Records about charts and figures:

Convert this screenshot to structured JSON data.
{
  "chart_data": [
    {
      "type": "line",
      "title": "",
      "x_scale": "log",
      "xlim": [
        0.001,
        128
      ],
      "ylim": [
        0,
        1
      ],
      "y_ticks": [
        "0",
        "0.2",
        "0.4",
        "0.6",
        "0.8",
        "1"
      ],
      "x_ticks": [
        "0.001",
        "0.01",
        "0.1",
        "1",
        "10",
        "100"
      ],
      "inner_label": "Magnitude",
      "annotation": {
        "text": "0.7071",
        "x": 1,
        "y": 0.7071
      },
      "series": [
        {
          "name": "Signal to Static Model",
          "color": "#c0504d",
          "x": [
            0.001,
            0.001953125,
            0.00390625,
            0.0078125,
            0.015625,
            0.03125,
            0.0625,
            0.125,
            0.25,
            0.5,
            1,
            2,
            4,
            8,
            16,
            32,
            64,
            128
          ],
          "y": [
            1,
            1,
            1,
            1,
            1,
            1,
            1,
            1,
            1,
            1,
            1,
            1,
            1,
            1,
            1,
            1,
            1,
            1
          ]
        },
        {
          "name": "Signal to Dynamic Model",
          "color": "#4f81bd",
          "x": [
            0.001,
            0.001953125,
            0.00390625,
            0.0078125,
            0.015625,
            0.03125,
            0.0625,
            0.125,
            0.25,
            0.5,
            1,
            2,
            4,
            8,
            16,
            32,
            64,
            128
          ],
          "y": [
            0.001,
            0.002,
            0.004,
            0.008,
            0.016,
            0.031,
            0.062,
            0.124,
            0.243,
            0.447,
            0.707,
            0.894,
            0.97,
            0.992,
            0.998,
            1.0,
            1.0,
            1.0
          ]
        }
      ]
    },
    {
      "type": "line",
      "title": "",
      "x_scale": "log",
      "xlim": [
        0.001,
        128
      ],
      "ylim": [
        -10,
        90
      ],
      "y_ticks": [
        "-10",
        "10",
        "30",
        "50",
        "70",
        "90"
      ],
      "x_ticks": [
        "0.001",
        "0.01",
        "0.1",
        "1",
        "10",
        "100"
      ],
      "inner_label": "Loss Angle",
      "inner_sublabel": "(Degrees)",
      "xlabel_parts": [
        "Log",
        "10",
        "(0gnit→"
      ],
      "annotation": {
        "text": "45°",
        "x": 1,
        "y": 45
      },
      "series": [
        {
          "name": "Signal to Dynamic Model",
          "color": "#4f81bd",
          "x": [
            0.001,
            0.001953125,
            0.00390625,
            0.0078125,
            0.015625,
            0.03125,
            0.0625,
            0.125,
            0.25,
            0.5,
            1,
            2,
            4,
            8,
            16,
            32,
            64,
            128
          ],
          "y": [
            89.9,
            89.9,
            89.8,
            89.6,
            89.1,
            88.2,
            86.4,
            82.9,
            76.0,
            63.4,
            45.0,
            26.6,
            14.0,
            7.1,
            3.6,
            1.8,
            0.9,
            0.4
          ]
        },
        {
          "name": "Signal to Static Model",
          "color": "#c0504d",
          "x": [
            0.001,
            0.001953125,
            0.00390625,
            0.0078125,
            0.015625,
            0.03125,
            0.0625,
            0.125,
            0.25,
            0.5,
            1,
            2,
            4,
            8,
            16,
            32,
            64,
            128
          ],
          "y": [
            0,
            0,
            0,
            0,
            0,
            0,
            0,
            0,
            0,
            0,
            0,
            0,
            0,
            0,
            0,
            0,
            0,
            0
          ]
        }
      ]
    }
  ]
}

* * *

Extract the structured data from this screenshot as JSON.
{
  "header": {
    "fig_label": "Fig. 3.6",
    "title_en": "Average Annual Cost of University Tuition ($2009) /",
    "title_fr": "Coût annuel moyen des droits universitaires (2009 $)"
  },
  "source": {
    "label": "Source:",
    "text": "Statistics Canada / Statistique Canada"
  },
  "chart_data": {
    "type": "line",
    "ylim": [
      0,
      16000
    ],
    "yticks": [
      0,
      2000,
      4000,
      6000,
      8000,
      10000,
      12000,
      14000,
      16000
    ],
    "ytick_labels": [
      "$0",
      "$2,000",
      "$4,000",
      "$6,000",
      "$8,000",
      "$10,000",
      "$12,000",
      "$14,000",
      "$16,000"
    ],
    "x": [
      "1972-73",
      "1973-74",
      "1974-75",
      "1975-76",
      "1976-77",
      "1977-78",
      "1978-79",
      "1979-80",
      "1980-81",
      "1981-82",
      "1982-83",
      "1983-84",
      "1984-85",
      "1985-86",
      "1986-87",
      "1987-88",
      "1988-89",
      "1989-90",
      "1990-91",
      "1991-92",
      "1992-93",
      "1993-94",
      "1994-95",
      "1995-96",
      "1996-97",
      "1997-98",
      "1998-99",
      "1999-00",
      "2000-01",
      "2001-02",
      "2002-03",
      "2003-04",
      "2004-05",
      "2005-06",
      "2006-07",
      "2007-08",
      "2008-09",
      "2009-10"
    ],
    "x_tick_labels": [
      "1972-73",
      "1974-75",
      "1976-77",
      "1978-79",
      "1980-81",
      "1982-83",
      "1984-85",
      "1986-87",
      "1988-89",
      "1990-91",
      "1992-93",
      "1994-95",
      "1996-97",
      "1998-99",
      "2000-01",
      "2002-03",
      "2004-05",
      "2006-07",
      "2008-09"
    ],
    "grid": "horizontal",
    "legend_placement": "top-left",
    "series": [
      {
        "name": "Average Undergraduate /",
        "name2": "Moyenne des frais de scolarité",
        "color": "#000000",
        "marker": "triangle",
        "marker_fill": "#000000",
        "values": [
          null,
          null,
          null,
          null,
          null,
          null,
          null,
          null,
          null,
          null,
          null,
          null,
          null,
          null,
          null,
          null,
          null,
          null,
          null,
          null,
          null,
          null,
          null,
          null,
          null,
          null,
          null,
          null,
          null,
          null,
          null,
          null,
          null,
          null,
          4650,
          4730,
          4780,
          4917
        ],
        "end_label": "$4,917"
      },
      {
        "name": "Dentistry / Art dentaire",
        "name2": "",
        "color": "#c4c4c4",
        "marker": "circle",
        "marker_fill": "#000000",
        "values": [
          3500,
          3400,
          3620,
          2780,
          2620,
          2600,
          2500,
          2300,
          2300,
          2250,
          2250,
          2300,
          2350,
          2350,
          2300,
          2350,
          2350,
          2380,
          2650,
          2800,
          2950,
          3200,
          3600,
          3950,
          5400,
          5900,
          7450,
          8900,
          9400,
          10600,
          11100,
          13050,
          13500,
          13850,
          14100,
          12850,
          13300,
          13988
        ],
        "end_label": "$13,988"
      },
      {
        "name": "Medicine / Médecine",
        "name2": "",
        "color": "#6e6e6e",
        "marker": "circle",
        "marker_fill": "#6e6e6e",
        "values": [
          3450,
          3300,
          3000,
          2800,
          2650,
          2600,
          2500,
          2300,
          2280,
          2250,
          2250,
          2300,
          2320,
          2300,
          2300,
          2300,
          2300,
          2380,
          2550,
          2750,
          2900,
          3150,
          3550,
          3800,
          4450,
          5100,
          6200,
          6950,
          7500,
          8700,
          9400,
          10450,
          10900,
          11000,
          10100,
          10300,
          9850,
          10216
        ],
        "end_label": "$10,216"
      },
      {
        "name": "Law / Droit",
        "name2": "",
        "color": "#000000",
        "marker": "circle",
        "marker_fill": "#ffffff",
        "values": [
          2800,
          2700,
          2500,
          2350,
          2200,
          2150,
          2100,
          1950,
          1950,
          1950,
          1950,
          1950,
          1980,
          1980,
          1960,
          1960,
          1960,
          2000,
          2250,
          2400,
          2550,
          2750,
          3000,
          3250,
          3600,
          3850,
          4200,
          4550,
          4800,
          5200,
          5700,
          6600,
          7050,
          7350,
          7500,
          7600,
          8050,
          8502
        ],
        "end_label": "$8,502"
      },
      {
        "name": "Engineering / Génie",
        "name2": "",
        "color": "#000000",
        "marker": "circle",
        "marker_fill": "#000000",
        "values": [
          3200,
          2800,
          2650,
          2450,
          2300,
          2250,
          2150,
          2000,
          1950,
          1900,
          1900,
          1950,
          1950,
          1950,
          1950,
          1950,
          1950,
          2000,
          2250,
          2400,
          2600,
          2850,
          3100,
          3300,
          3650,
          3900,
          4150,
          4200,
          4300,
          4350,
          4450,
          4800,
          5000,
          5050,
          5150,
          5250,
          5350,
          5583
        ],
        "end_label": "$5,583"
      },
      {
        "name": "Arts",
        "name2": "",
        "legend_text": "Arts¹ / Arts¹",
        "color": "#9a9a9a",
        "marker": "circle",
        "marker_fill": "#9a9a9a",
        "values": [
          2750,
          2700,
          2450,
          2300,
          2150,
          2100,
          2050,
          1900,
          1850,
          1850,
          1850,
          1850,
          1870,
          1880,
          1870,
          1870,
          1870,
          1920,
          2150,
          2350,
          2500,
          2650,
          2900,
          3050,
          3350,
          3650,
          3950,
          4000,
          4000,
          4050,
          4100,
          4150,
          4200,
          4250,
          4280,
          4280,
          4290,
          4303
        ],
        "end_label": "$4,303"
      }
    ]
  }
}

# INSTRUCTIONS TO FOLLOW
In the material above, find each line that contains the word "this", and select it.

# EXERCISE SOLUTION
Convert this screenshot to structured JSON data.
Extract the structured data from this screenshot as JSON.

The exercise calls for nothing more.